Activity 1
In the text below on P2X7 receptors, with what affinity does Coomassie Brilliant Blue G inhibit P2X7 receptors, according to the quoted article?
Activity 2
From the text below on P2X7 receptors, extract the portion starting at "Claim 1: According" and ending at "to be true.", without changing any words.
::: Excerpted text
Claim 1: According to a Google Scholar article I found, http://molpharm.aspetjournals.org/content/58/1/82.full

"In this article, we show that Coomassie Brilliant Blue G selectively inhibits P2X7 receptors with nanomolar affinity."

So there appears to be at least one study showing the first claim to be true.

Claim 2: From the same paper at http://molpharm.aspetjournals.org/content/58/1/82.full

"P2X receptors are ATP-gated ion channels that are present in both excitable and nonexcitable cells. Their activation by extracellular ATP opens a cation-selective channel that also allows significant calcium influx. P2X receptors mediate fast excitatory transmission at sympathetic neuromuscular synapses as well as at some neuroneuronal synapses in the spinal cord and brain. There is also good evidence to suggest that they may be involved in other physiological and pathophysiological functions including pain perception, endocrine and exocrine gland secretions, and release of interleukin-1β from immune cells"

This shows that P2X receptors do act with ATP to perform actions in nerve cells.

Later in the article, it is mentioned that

"P2X7 receptors are functionally different from other P2X receptors, because their activation leads to the formation of a large pore that allows passage of molecules up to 900 Da and subsequently rapid cell death"

This raises another question of "does such activation regularly kill the cell with the P2X7 receptor?" It can kill, but does it? This, I could not answer. I will look for more information when I go home.

It's also interesting to note that, per http://www.ncbi.nlm.nih.gov/pubmed/22963440,

"P2X7R-deficient mice display a marked attenuation of inflammatory responses, including models of neuropathic and chronic inflammatory pain" So it's not all positive when one inhibits P2X7.

So it would appear that yes, BBG inhibits the activation of P2X7 receptors, and that yes P2X7 receptors are responsible for the quick death of cells.
::::::
::: Dataset extract
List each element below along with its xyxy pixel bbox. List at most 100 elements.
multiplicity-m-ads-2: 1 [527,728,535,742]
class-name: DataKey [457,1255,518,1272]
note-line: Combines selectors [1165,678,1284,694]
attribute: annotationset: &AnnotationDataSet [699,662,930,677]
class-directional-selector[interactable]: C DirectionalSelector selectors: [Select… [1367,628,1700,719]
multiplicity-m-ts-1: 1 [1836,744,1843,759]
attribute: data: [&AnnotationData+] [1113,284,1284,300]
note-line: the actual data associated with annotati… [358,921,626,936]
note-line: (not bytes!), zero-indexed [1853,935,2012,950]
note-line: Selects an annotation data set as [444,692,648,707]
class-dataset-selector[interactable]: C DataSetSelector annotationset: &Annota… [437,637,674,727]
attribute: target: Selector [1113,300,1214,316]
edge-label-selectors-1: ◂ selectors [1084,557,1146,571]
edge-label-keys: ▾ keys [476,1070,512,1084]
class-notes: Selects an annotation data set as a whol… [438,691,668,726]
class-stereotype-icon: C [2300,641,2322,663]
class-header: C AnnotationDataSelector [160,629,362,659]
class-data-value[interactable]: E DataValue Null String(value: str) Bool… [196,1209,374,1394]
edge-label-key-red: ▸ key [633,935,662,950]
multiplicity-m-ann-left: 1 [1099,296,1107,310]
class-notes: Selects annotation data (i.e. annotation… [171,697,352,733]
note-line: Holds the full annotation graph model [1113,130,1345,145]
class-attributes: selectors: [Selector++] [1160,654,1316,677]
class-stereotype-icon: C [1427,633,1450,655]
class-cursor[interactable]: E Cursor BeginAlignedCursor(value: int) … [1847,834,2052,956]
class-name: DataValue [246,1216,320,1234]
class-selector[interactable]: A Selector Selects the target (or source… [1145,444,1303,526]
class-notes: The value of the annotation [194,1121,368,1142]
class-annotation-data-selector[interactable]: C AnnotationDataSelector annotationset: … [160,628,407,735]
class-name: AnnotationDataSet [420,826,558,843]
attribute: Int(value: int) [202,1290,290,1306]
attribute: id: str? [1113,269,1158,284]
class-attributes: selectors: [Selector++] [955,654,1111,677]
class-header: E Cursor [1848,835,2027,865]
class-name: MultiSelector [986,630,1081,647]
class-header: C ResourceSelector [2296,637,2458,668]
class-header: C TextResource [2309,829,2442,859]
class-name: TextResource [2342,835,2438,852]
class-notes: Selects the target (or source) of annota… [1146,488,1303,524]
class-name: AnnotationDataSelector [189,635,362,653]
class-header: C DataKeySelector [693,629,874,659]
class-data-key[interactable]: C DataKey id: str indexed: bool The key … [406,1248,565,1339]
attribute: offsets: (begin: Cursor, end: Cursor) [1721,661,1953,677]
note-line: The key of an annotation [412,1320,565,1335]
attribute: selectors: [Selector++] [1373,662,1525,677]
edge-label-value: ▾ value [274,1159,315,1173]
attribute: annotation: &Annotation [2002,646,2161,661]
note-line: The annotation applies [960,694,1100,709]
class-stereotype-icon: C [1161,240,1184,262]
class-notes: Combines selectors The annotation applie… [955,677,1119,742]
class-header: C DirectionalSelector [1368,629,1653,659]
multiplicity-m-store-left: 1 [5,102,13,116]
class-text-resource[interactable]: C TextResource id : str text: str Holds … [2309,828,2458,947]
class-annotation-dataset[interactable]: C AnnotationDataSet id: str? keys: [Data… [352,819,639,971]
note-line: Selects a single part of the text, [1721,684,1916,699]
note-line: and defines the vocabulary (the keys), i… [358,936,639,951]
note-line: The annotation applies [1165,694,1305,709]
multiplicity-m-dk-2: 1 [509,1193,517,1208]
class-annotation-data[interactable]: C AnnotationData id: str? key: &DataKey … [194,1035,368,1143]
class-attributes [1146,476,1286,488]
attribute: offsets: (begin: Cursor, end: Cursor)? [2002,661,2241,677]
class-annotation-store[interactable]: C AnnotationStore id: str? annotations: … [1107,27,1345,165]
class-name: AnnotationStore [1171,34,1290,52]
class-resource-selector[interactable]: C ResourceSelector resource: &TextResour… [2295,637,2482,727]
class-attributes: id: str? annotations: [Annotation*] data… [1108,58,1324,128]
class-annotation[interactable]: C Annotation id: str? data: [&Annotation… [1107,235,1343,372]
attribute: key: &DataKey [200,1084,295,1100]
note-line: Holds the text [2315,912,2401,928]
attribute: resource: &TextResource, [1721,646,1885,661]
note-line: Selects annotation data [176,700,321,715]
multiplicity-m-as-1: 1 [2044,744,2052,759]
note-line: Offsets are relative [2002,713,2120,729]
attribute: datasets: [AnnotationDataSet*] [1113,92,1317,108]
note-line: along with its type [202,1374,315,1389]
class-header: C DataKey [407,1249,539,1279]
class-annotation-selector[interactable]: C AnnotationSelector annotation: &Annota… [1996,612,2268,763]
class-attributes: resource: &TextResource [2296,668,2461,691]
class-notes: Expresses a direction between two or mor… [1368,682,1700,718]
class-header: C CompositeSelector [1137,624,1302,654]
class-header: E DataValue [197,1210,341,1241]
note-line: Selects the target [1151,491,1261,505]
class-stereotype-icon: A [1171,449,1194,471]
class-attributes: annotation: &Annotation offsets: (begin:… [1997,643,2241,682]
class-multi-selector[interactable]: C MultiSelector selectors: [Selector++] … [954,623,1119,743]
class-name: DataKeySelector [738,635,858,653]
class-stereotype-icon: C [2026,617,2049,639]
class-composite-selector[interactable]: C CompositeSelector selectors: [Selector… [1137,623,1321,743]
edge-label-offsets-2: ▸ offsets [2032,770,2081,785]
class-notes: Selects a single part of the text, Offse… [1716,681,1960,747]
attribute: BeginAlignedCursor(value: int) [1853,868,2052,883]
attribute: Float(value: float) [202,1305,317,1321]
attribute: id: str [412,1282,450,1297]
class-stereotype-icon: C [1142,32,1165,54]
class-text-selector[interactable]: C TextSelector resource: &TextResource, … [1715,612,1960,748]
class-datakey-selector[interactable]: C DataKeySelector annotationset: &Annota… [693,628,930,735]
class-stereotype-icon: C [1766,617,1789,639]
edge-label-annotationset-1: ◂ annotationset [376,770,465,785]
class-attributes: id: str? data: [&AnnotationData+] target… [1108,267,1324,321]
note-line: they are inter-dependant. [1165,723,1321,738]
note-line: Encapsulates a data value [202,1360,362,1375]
::::::
Exercise answer 1
With nanomolar affinity.

Exercise answer 2
Claim 1: According to a Google Scholar article I found, http://molpharm.aspetjournals.org/content/58/1/82.full

"In this article, we show that Coomassie Brilliant Blue G selectively inhibits P2X7 receptors with nanomolar affinity."

So there appears to be at least one study showing the first claim to be true.